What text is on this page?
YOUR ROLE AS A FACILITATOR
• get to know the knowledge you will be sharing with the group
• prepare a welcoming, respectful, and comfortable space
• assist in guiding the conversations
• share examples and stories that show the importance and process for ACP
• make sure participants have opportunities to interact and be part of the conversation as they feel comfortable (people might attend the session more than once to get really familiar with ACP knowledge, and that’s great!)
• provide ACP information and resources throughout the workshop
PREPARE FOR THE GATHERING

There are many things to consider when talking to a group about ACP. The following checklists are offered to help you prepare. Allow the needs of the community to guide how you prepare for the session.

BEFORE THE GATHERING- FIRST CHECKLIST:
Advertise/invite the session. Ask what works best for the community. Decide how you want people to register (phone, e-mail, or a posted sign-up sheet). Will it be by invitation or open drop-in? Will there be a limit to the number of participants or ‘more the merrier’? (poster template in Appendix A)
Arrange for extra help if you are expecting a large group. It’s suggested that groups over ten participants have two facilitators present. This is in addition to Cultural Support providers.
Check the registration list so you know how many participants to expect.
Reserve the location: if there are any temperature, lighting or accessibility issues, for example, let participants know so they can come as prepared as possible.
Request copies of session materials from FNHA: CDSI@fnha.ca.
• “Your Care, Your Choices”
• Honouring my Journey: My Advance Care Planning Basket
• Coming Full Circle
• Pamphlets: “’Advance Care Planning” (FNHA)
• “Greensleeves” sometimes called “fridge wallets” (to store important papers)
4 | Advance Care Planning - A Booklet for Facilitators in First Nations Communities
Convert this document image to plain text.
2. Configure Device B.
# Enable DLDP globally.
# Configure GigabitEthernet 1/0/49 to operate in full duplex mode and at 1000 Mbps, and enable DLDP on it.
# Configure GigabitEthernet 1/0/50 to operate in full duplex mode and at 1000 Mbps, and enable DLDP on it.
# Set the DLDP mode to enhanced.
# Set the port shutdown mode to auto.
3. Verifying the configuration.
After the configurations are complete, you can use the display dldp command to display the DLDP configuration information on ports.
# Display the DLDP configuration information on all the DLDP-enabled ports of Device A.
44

_To do_: Reproduce all the records precisely.

_Response to this exercise_:
What text is on this page?
YOUR ROLE AS A FACILITATOR
• get to know the knowledge you will be sharing with the group
• prepare a welcoming, respectful, and comfortable space
• assist in guiding the conversations
• share examples and stories that show the importance and process for ACP
• make sure participants have opportunities to interact and be part of the conversation as they feel comfortable (people might attend the session more than once to get really familiar with ACP knowledge, and that’s great!)
• provide ACP information and resources throughout the workshop
PREPARE FOR THE GATHERING

There are many things to consider when talking to a group about ACP. The following checklists are offered to help you prepare. Allow the needs of the community to guide how you prepare for the session.

BEFORE THE GATHERING- FIRST CHECKLIST:
Advertise/invite the session. Ask what works best for the community. Decide how you want people to register (phone, e-mail, or a posted sign-up sheet). Will it be by invitation or open drop-in? Will there be a limit to the number of participants or ‘more the merrier’? (poster template in Appendix A)
Arrange for extra help if you are expecting a large group. It’s suggested that groups over ten participants have two facilitators present. This is in addition to Cultural Support providers.
Check the registration list so you know how many participants to expect.
Reserve the location: if there are any temperature, lighting or accessibility issues, for example, let participants know so they can come as prepared as possible.
Request copies of session materials from FNHA: CDSI@fnha.ca.
• “Your Care, Your Choices”
• Honouring my Journey: My Advance Care Planning Basket
• Coming Full Circle
• Pamphlets: “’Advance Care Planning” (FNHA)
• “Greensleeves” sometimes called “fridge wallets” (to store important papers)
4 | Advance Care Planning - A Booklet for Facilitators in First Nations Communities
Convert this document image to plain text.
2. Configure Device B.
# Enable DLDP globally.
# Configure GigabitEthernet 1/0/49 to operate in full duplex mode and at 1000 Mbps, and enable DLDP on it.
# Configure GigabitEthernet 1/0/50 to operate in full duplex mode and at 1000 Mbps, and enable DLDP on it.
# Set the DLDP mode to enhanced.
# Set the port shutdown mode to auto.
3. Verifying the configuration.
After the configurations are complete, you can use the display dldp command to display the DLDP configuration information on ports.
# Display the DLDP configuration information on all the DLDP-enabled ports of Device A.
44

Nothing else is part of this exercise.